## start RECORDS SUPPLIED

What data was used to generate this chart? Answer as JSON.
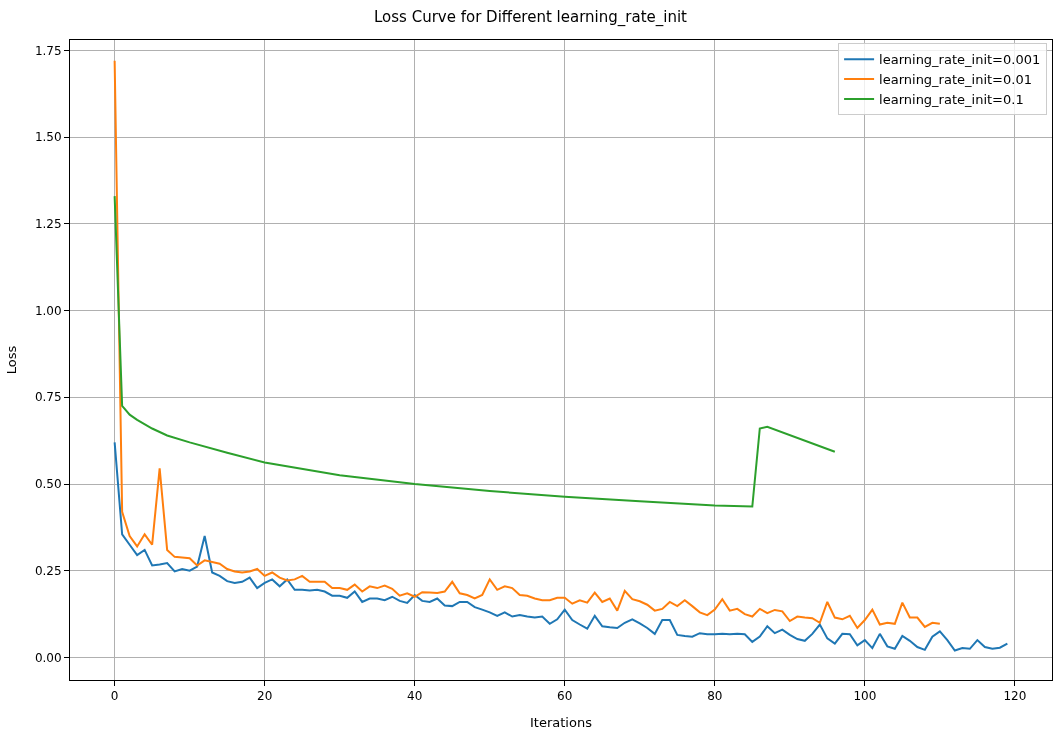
{
  "chart_data": {
    "type": "line",
    "title": "Loss Curve for Different learning_rate_init",
    "xlabel": "Iterations",
    "ylabel": "Loss",
    "xlim": [
      -5.95,
      124.95
    ],
    "xticks": [
      0,
      20,
      40,
      60,
      80,
      100,
      120
    ],
    "ylim": [
      -0.065,
      1.78
    ],
    "yticks": [
      {
        "value": 0,
        "label": "0.00"
      },
      {
        "value": 0.25,
        "label": "0.25"
      },
      {
        "value": 0.5,
        "label": "0.50"
      },
      {
        "value": 0.75,
        "label": "0.75"
      },
      {
        "value": 1,
        "label": "1.00"
      },
      {
        "value": 1.25,
        "label": "1.25"
      },
      {
        "value": 1.5,
        "label": "1.50"
      },
      {
        "value": 1.75,
        "label": "1.75"
      }
    ],
    "grid": true,
    "legend": "top right",
    "line_style": "solid",
    "marker": "none",
    "series": [
      {
        "name": "learning_rate_init=0.001",
        "color": "#1f77b4",
        "x": [
          0,
          1,
          2,
          3,
          4,
          5,
          6,
          7,
          8,
          9,
          10,
          11,
          12,
          13,
          14,
          15,
          16,
          17,
          18,
          19,
          20,
          21,
          22,
          23,
          24,
          25,
          26,
          27,
          28,
          29,
          30,
          31,
          32,
          33,
          34,
          35,
          36,
          37,
          38,
          39,
          40,
          41,
          42,
          43,
          44,
          45,
          46,
          47,
          48,
          49,
          50,
          51,
          52,
          53,
          54,
          55,
          56,
          57,
          58,
          59,
          60,
          61,
          62,
          63,
          64,
          65,
          66,
          67,
          68,
          69,
          70,
          71,
          72,
          73,
          74,
          75,
          76,
          77,
          78,
          79,
          80,
          81,
          82,
          83,
          84,
          85,
          86,
          87,
          88,
          89,
          90,
          91,
          92,
          93,
          94,
          95,
          96,
          97,
          98,
          99,
          100,
          101,
          102,
          103,
          104,
          105,
          106,
          107,
          108,
          109,
          110,
          111,
          112,
          113,
          114,
          115,
          116,
          117,
          118,
          119
        ],
        "values": [
          0.62,
          0.355,
          0.325,
          0.295,
          0.31,
          0.265,
          0.268,
          0.272,
          0.248,
          0.255,
          0.25,
          0.262,
          0.35,
          0.245,
          0.235,
          0.22,
          0.215,
          0.218,
          0.23,
          0.2,
          0.215,
          0.225,
          0.205,
          0.225,
          0.195,
          0.195,
          0.193,
          0.195,
          0.19,
          0.178,
          0.178,
          0.172,
          0.19,
          0.16,
          0.17,
          0.17,
          0.165,
          0.175,
          0.163,
          0.157,
          0.18,
          0.163,
          0.16,
          0.17,
          0.15,
          0.148,
          0.16,
          0.16,
          0.145,
          0.138,
          0.13,
          0.12,
          0.13,
          0.118,
          0.122,
          0.118,
          0.115,
          0.118,
          0.097,
          0.11,
          0.138,
          0.108,
          0.095,
          0.083,
          0.12,
          0.09,
          0.087,
          0.085,
          0.1,
          0.11,
          0.098,
          0.085,
          0.068,
          0.108,
          0.108,
          0.065,
          0.062,
          0.06,
          0.07,
          0.067,
          0.067,
          0.068,
          0.067,
          0.068,
          0.067,
          0.045,
          0.06,
          0.09,
          0.07,
          0.08,
          0.065,
          0.053,
          0.048,
          0.068,
          0.095,
          0.055,
          0.04,
          0.068,
          0.067,
          0.035,
          0.05,
          0.027,
          0.068,
          0.032,
          0.025,
          0.062,
          0.048,
          0.03,
          0.022,
          0.06,
          0.075,
          0.05,
          0.02,
          0.027,
          0.025,
          0.05,
          0.03,
          0.025,
          0.028,
          0.04
        ]
      },
      {
        "name": "learning_rate_init=0.01",
        "color": "#ff7f0e",
        "x": [
          0,
          1,
          2,
          3,
          4,
          5,
          6,
          7,
          8,
          9,
          10,
          11,
          12,
          13,
          14,
          15,
          16,
          17,
          18,
          19,
          20,
          21,
          22,
          23,
          24,
          25,
          26,
          27,
          28,
          29,
          30,
          31,
          32,
          33,
          34,
          35,
          36,
          37,
          38,
          39,
          40,
          41,
          42,
          43,
          44,
          45,
          46,
          47,
          48,
          49,
          50,
          51,
          52,
          53,
          54,
          55,
          56,
          57,
          58,
          59,
          60,
          61,
          62,
          63,
          64,
          65,
          66,
          67,
          68,
          69,
          70,
          71,
          72,
          73,
          74,
          75,
          76,
          77,
          78,
          79,
          80,
          81,
          82,
          83,
          84,
          85,
          86,
          87,
          88,
          89,
          90,
          91,
          92,
          93,
          94,
          95,
          96,
          97,
          98,
          99,
          100,
          101,
          102,
          103,
          104,
          105,
          106,
          107,
          108,
          109,
          110
        ],
        "values": [
          1.72,
          0.42,
          0.35,
          0.32,
          0.355,
          0.325,
          0.545,
          0.31,
          0.29,
          0.288,
          0.286,
          0.265,
          0.28,
          0.275,
          0.27,
          0.255,
          0.248,
          0.245,
          0.248,
          0.255,
          0.235,
          0.245,
          0.23,
          0.222,
          0.225,
          0.235,
          0.218,
          0.218,
          0.218,
          0.2,
          0.2,
          0.195,
          0.21,
          0.19,
          0.205,
          0.2,
          0.207,
          0.198,
          0.178,
          0.185,
          0.175,
          0.188,
          0.187,
          0.186,
          0.19,
          0.218,
          0.185,
          0.18,
          0.17,
          0.18,
          0.225,
          0.195,
          0.205,
          0.2,
          0.18,
          0.178,
          0.17,
          0.165,
          0.165,
          0.172,
          0.172,
          0.155,
          0.165,
          0.158,
          0.187,
          0.16,
          0.17,
          0.135,
          0.192,
          0.168,
          0.162,
          0.152,
          0.135,
          0.14,
          0.16,
          0.148,
          0.165,
          0.148,
          0.13,
          0.122,
          0.138,
          0.168,
          0.135,
          0.14,
          0.125,
          0.118,
          0.14,
          0.128,
          0.137,
          0.133,
          0.105,
          0.118,
          0.115,
          0.113,
          0.1,
          0.16,
          0.115,
          0.11,
          0.12,
          0.085,
          0.108,
          0.138,
          0.095,
          0.1,
          0.097,
          0.158,
          0.115,
          0.115,
          0.088,
          0.1,
          0.097
        ]
      },
      {
        "name": "learning_rate_init=0.1",
        "color": "#2ca02c",
        "x": [
          0,
          1,
          2,
          3,
          5,
          7,
          10,
          15,
          20,
          30,
          40,
          50,
          60,
          70,
          80,
          85,
          86,
          87,
          96
        ],
        "values": [
          1.33,
          0.725,
          0.7,
          0.685,
          0.66,
          0.64,
          0.62,
          0.59,
          0.562,
          0.525,
          0.5,
          0.48,
          0.463,
          0.45,
          0.438,
          0.435,
          0.66,
          0.665,
          0.593
        ]
      }
    ]
  }
}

## end RECORDS SUPPLIED

- **CHALLENGE**: Determine how many lines of the listing hold the word "color" and reply with that figure alone.

- **ANSWER BELOW**: 3